* _Exercise aim_
Repeat what the lines below say, word for word, and skip every image.

___ Supplied data ___

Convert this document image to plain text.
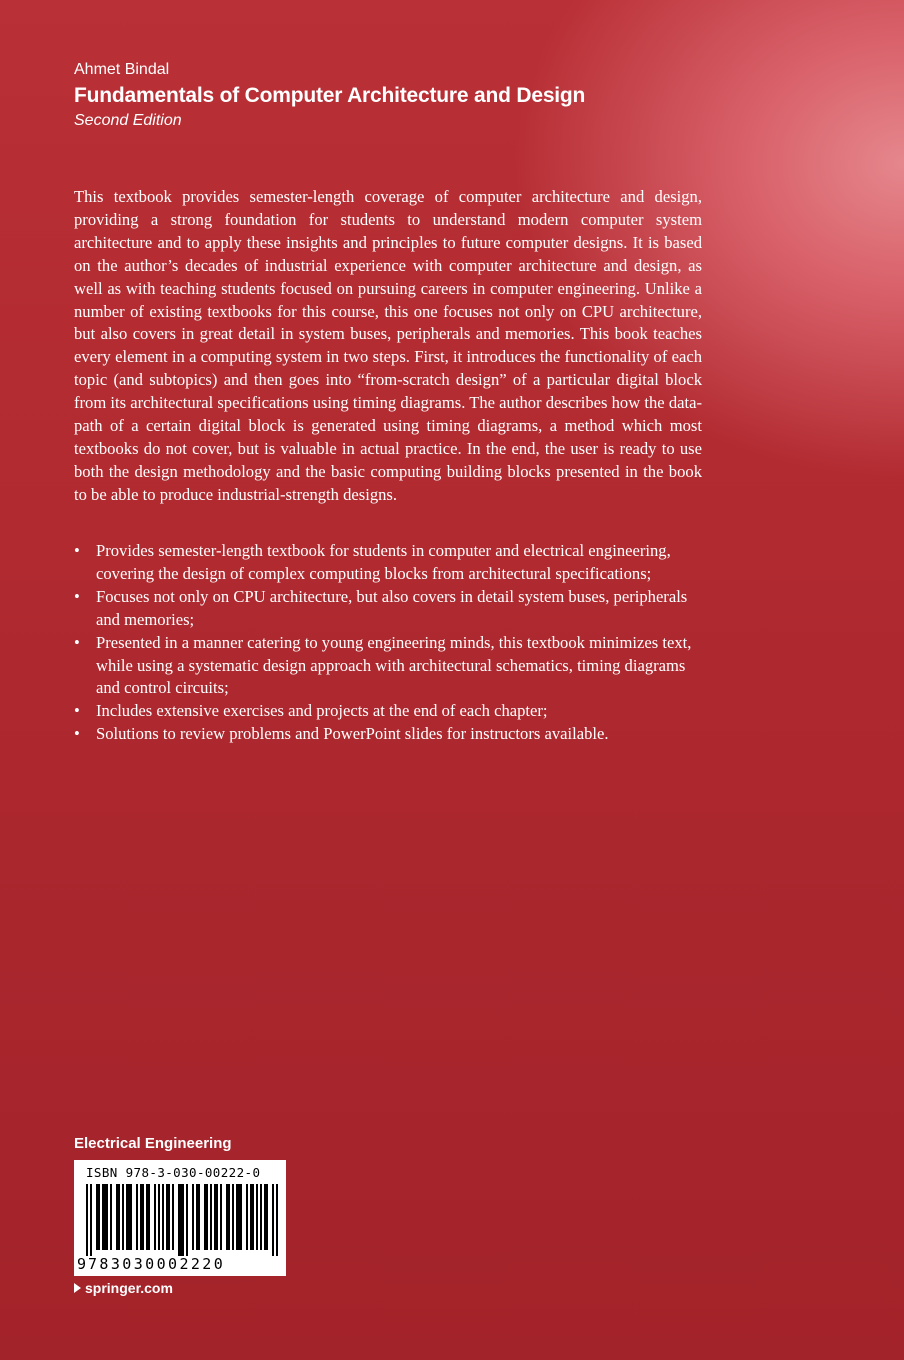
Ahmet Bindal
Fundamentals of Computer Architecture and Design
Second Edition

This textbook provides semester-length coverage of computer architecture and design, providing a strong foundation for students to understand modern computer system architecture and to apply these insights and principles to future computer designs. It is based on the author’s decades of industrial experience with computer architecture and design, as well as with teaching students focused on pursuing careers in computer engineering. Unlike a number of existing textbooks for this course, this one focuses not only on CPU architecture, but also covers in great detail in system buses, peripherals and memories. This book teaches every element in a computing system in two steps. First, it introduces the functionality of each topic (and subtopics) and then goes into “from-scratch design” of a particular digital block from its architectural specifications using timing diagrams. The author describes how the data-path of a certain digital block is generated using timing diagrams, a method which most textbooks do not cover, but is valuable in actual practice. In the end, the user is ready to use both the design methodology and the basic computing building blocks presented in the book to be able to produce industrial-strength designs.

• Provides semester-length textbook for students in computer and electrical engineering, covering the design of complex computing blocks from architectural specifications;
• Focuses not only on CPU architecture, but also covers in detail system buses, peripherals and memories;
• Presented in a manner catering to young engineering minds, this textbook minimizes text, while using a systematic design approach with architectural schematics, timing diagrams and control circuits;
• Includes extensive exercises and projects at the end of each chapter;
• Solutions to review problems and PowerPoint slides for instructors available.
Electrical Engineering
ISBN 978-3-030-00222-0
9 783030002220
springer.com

___

* _The solution_
Convert this document image to plain text.
Ahmet Bindal
Fundamentals of Computer Architecture and Design
Second Edition

This textbook provides semester-length coverage of computer architecture and design, providing a strong foundation for students to understand modern computer system architecture and to apply these insights and principles to future computer designs. It is based on the author’s decades of industrial experience with computer architecture and design, as well as with teaching students focused on pursuing careers in computer engineering. Unlike a number of existing textbooks for this course, this one focuses not only on CPU architecture, but also covers in great detail in system buses, peripherals and memories. This book teaches every element in a computing system in two steps. First, it introduces the functionality of each topic (and subtopics) and then goes into “from-scratch design” of a particular digital block from its architectural specifications using timing diagrams. The author describes how the data-path of a certain digital block is generated using timing diagrams, a method which most textbooks do not cover, but is valuable in actual practice. In the end, the user is ready to use both the design methodology and the basic computing building blocks presented in the book to be able to produce industrial-strength designs.

• Provides semester-length textbook for students in computer and electrical engineering, covering the design of complex computing blocks from architectural specifications;
• Focuses not only on CPU architecture, but also covers in detail system buses, peripherals and memories;
• Presented in a manner catering to young engineering minds, this textbook minimizes text, while using a systematic design approach with architectural schematics, timing diagrams and control circuits;
• Includes extensive exercises and projects at the end of each chapter;
• Solutions to review problems and PowerPoint slides for instructors available.
Electrical Engineering
ISBN 978-3-030-00222-0
9 783030002220
springer.com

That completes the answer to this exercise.